» **Exercise description**: Copy each line of the entries beneath that contains the word "สมาช".

● ● ● ● ●

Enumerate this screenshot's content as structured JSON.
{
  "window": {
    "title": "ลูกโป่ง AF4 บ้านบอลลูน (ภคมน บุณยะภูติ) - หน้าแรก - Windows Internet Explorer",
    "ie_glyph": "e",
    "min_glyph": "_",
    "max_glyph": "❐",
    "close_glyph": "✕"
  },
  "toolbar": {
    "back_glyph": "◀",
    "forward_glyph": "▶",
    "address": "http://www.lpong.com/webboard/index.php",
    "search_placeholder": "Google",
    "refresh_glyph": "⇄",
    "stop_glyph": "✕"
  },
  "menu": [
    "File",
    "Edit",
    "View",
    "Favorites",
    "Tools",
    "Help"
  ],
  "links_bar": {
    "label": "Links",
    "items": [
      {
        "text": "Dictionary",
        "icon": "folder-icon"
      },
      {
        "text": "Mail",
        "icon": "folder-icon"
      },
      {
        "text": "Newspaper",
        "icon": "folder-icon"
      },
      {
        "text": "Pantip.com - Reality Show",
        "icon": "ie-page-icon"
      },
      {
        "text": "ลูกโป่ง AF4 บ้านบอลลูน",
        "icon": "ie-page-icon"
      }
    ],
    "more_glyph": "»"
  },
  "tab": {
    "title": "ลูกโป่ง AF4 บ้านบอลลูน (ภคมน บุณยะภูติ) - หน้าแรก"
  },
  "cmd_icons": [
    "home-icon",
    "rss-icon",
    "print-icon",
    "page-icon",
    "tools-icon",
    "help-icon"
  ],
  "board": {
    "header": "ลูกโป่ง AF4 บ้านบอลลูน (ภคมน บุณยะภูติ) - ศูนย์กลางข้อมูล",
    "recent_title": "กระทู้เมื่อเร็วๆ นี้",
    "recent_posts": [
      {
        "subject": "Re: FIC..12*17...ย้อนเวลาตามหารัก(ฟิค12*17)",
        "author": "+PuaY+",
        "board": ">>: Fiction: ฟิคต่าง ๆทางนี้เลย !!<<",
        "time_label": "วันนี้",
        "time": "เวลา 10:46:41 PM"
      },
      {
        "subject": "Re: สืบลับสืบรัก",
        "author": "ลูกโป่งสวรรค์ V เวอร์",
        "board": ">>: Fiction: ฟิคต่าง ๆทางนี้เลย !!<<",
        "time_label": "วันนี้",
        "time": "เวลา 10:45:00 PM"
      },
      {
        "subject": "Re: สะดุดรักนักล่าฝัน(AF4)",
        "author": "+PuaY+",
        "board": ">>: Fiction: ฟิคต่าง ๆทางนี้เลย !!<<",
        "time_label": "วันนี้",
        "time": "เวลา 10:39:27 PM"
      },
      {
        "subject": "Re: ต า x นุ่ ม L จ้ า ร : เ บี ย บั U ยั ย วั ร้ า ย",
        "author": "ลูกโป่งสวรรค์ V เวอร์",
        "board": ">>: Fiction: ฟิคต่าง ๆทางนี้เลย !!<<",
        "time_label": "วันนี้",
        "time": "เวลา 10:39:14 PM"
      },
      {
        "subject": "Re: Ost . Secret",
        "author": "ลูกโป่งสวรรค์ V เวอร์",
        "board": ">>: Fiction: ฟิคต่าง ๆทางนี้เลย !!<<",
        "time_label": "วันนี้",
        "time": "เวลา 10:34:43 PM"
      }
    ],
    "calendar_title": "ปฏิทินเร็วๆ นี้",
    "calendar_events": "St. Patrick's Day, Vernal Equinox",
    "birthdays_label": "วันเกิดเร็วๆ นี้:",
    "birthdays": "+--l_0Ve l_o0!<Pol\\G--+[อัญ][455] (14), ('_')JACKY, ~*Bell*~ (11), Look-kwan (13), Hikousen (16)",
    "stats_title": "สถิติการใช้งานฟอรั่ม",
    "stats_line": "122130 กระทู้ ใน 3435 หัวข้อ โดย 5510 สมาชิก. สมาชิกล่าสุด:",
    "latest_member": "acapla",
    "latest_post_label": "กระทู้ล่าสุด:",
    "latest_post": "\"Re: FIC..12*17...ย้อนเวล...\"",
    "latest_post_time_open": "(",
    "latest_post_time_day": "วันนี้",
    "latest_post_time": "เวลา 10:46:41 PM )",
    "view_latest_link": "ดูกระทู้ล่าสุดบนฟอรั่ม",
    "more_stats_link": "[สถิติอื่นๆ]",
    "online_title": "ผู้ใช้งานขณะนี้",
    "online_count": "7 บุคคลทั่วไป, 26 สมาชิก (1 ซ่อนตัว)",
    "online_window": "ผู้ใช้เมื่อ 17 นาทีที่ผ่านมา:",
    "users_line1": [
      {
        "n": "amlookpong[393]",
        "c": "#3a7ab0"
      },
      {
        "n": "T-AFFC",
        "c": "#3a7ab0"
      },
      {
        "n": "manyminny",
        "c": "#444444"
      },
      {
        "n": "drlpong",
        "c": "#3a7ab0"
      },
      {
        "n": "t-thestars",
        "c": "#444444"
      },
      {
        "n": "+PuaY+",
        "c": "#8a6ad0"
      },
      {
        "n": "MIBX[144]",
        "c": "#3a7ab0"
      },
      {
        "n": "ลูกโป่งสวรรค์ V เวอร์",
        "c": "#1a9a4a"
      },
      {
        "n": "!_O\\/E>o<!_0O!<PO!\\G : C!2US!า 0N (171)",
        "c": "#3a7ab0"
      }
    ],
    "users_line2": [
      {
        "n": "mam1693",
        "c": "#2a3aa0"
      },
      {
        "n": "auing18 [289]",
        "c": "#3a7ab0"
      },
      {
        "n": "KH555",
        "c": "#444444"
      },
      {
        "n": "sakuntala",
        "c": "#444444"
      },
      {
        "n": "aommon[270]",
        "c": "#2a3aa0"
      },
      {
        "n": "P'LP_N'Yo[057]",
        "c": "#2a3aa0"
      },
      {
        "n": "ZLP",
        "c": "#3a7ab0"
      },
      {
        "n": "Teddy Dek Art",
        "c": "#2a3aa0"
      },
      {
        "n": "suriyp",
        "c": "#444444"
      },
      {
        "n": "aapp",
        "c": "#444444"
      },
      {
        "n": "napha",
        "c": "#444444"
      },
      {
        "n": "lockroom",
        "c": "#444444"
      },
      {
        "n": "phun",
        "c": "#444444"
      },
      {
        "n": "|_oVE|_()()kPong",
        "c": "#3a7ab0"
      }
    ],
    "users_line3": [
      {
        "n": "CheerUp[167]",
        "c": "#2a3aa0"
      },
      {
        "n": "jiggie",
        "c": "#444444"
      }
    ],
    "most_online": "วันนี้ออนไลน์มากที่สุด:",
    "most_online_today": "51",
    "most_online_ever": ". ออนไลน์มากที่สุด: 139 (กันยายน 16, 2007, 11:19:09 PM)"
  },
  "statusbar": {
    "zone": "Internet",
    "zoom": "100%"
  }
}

● ● ● ● ●

» **The result**:
    "stats_line": "122130 กระทู้ ใน 3435 หัวข้อ โดย 5510 สมาชิก. สมาชิกล่าสุด:",
    "online_count": "7 บุคคลทั่วไป, 26 สมาชิก (1 ซ่อนตัว)",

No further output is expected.